> [Directions for this task] Select and copy out every line in the records containing "значения".

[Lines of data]

_ _ _ _

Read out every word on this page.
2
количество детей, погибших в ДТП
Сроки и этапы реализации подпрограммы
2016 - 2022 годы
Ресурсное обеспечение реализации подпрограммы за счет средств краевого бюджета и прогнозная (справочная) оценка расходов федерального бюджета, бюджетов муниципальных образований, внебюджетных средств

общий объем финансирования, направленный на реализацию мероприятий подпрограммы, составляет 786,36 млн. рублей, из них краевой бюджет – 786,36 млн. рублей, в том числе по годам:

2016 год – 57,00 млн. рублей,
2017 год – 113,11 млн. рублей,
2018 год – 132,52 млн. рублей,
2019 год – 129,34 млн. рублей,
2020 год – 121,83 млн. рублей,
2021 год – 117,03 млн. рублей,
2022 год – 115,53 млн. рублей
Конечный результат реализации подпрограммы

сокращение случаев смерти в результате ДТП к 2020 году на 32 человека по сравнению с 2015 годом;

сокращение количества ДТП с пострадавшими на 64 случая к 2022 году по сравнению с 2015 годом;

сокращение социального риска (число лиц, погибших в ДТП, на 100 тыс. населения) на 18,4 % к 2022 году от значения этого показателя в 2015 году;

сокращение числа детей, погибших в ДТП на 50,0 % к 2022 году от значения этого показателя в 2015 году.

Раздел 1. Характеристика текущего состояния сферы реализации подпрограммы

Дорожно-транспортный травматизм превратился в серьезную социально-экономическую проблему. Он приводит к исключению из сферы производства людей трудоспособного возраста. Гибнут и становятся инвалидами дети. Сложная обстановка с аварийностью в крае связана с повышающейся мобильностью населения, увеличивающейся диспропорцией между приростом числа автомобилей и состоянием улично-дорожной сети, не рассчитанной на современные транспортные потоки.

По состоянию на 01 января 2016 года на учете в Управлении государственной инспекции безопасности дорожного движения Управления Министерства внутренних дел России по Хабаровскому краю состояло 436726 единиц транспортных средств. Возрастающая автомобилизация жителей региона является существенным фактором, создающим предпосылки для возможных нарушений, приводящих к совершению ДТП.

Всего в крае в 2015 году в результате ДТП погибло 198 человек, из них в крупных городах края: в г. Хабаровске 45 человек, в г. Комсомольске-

_ _ _ _

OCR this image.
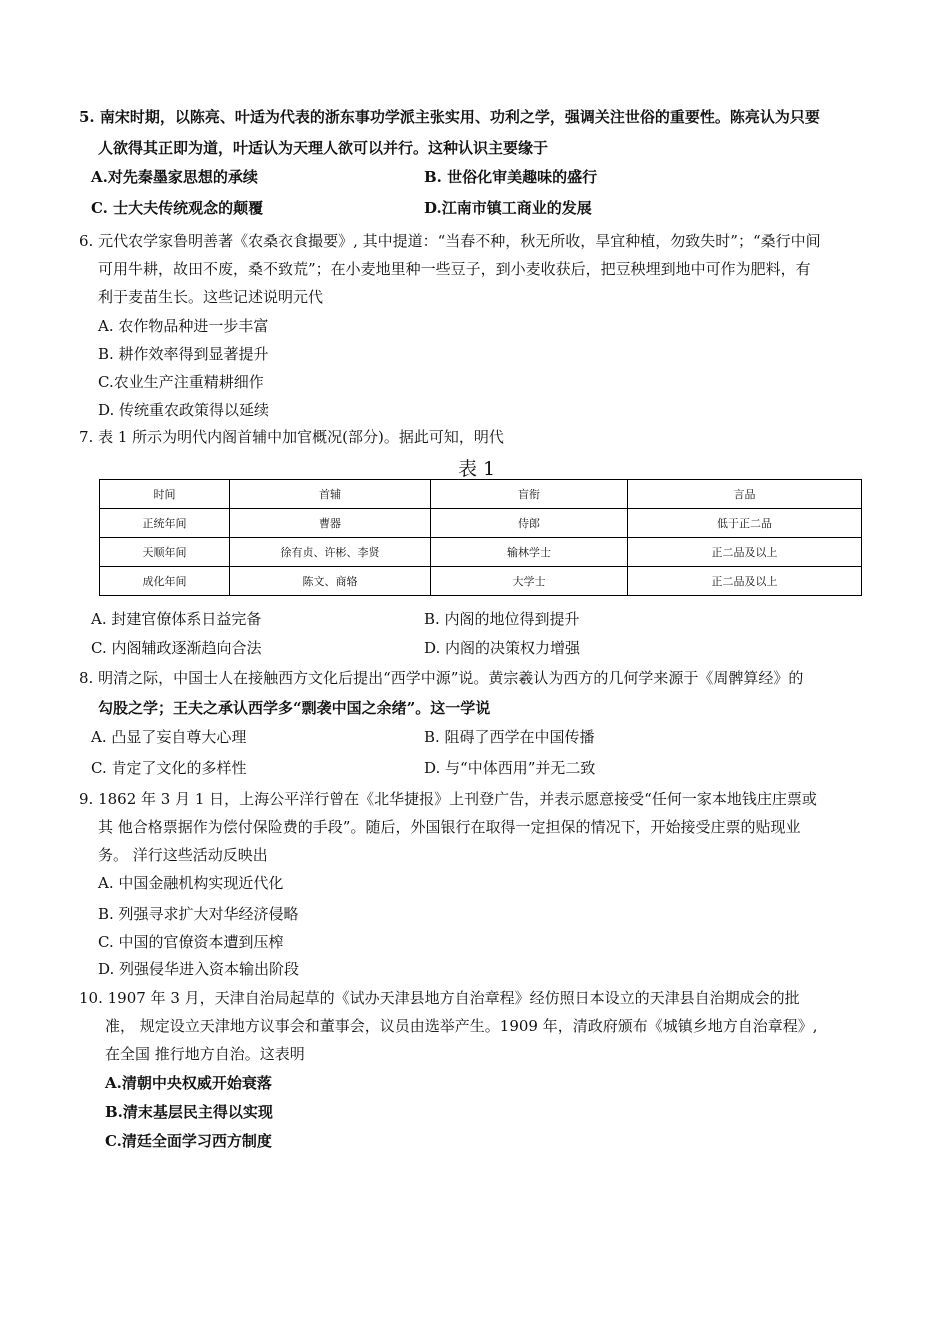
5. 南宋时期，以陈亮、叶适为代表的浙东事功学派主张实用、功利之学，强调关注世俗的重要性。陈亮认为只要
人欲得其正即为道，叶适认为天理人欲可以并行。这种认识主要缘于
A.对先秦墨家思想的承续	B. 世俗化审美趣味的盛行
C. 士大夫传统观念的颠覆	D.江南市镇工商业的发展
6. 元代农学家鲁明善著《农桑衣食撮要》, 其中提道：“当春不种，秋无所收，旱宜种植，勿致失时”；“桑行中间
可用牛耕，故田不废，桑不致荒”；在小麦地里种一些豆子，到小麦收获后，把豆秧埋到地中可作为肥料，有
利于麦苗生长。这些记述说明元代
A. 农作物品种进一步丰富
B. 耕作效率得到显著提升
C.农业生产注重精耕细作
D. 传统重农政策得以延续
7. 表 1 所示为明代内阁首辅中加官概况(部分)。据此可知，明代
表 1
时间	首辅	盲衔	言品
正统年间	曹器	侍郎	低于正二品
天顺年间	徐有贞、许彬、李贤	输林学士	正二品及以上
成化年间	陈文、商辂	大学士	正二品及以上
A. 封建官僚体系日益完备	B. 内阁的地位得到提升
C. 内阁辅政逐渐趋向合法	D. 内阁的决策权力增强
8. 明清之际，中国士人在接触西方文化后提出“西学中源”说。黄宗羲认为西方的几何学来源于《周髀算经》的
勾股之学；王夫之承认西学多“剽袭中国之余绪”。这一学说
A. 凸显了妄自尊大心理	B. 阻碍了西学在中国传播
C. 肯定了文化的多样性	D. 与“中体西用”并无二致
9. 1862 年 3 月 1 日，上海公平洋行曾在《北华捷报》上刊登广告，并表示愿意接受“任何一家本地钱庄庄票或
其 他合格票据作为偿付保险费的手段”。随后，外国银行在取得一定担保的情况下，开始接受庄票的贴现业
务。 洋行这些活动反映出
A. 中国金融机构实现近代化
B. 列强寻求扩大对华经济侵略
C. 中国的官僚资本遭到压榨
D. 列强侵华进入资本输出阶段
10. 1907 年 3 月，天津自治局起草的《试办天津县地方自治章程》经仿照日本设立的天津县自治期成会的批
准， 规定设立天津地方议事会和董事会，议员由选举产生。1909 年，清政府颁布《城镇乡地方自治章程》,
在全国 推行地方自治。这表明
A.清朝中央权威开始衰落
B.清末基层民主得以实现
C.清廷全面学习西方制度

_ _ _ _

> [Task answer]
сокращение социального риска (число лиц, погибших в ДТП, на 100 тыс. населения) на 18,4 % к 2022 году от значения этого показателя в 2015 году;
сокращение числа детей, погибших в ДТП на 50,0 % к 2022 году от значения этого показателя в 2015 году.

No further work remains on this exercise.